**Work request**
Copy each line below holding "strokes".

[Dataset items]
- - - - - - -

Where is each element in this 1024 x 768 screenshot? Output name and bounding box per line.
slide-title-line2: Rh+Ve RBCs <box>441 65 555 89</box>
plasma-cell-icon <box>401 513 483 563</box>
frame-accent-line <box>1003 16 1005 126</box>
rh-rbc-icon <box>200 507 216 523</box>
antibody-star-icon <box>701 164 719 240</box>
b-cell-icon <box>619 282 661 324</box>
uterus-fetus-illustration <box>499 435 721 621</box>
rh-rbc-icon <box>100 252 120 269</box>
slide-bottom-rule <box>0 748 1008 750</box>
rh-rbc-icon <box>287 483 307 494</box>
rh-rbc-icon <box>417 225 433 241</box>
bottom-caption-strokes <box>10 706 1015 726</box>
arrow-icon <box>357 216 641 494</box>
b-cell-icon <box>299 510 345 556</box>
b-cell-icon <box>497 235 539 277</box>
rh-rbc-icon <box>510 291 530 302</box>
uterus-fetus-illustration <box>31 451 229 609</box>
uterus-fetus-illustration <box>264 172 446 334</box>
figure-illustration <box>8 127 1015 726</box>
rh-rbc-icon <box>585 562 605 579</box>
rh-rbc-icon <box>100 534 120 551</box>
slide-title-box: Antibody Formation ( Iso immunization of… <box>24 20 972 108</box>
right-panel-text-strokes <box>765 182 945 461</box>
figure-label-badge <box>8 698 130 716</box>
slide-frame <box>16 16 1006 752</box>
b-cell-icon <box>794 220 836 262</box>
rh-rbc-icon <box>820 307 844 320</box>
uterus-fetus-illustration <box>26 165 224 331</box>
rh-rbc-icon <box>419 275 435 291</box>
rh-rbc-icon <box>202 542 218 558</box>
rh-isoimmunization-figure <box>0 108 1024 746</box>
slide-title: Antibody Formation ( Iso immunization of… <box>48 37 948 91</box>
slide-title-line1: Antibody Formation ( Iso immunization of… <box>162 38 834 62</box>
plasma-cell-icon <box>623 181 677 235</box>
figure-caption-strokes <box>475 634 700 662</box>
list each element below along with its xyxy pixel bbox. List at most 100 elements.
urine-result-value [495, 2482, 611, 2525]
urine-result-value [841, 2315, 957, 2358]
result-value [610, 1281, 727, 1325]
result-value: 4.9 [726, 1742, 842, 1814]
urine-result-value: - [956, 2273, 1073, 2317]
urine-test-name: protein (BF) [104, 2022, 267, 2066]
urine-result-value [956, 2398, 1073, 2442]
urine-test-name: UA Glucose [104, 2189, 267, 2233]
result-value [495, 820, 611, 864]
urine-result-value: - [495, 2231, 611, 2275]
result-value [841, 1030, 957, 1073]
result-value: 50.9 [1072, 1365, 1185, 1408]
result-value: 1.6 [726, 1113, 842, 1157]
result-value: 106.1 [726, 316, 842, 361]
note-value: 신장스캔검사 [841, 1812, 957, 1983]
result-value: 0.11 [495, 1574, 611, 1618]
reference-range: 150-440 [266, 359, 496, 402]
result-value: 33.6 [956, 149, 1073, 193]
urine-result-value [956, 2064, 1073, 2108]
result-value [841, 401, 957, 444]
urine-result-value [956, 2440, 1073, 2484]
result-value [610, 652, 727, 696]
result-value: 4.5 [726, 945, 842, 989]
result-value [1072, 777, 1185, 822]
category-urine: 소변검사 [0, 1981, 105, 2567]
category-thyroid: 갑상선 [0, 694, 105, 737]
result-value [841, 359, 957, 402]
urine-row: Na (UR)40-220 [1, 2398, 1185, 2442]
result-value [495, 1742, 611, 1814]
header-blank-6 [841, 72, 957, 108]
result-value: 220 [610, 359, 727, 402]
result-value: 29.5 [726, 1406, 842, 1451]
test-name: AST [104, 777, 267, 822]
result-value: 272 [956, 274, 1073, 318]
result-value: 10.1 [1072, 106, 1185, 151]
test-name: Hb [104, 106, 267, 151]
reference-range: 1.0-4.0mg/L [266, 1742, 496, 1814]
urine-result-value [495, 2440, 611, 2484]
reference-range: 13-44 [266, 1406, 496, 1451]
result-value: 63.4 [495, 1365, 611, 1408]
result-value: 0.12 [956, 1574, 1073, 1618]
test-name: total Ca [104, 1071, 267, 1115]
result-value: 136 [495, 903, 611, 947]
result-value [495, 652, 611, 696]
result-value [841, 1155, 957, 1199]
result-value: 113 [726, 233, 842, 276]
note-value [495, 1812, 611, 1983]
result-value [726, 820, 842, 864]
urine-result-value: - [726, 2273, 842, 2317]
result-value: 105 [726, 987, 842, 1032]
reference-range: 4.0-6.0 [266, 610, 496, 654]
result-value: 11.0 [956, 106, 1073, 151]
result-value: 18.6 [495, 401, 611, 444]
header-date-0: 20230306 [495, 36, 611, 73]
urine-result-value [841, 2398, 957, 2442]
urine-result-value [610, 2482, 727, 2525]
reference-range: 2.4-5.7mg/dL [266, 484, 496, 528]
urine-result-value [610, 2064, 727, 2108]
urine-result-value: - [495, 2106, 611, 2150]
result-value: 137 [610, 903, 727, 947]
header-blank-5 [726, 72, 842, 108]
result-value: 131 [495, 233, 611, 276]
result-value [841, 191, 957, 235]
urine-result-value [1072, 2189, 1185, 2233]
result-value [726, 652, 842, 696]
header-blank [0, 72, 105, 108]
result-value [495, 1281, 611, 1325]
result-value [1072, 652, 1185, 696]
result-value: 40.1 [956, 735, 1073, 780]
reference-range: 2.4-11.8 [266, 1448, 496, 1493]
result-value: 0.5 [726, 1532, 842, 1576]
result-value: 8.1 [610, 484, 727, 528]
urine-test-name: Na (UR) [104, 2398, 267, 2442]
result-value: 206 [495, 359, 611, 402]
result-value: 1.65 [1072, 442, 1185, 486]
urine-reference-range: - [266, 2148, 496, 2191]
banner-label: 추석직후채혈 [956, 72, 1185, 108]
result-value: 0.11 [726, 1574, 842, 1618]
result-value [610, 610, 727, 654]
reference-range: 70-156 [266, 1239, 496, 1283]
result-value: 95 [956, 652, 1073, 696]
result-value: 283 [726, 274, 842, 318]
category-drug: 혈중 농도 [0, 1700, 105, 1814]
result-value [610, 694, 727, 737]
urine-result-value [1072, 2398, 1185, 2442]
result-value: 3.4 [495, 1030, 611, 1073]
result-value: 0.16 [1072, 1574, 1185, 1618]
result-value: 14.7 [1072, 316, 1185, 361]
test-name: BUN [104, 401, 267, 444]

- - - - - - -

**Your response**
bottom-caption-strokes <box>10 706 1015 726</box>
right-panel-text-strokes <box>765 182 945 461</box>
figure-caption-strokes <box>475 634 700 662</box>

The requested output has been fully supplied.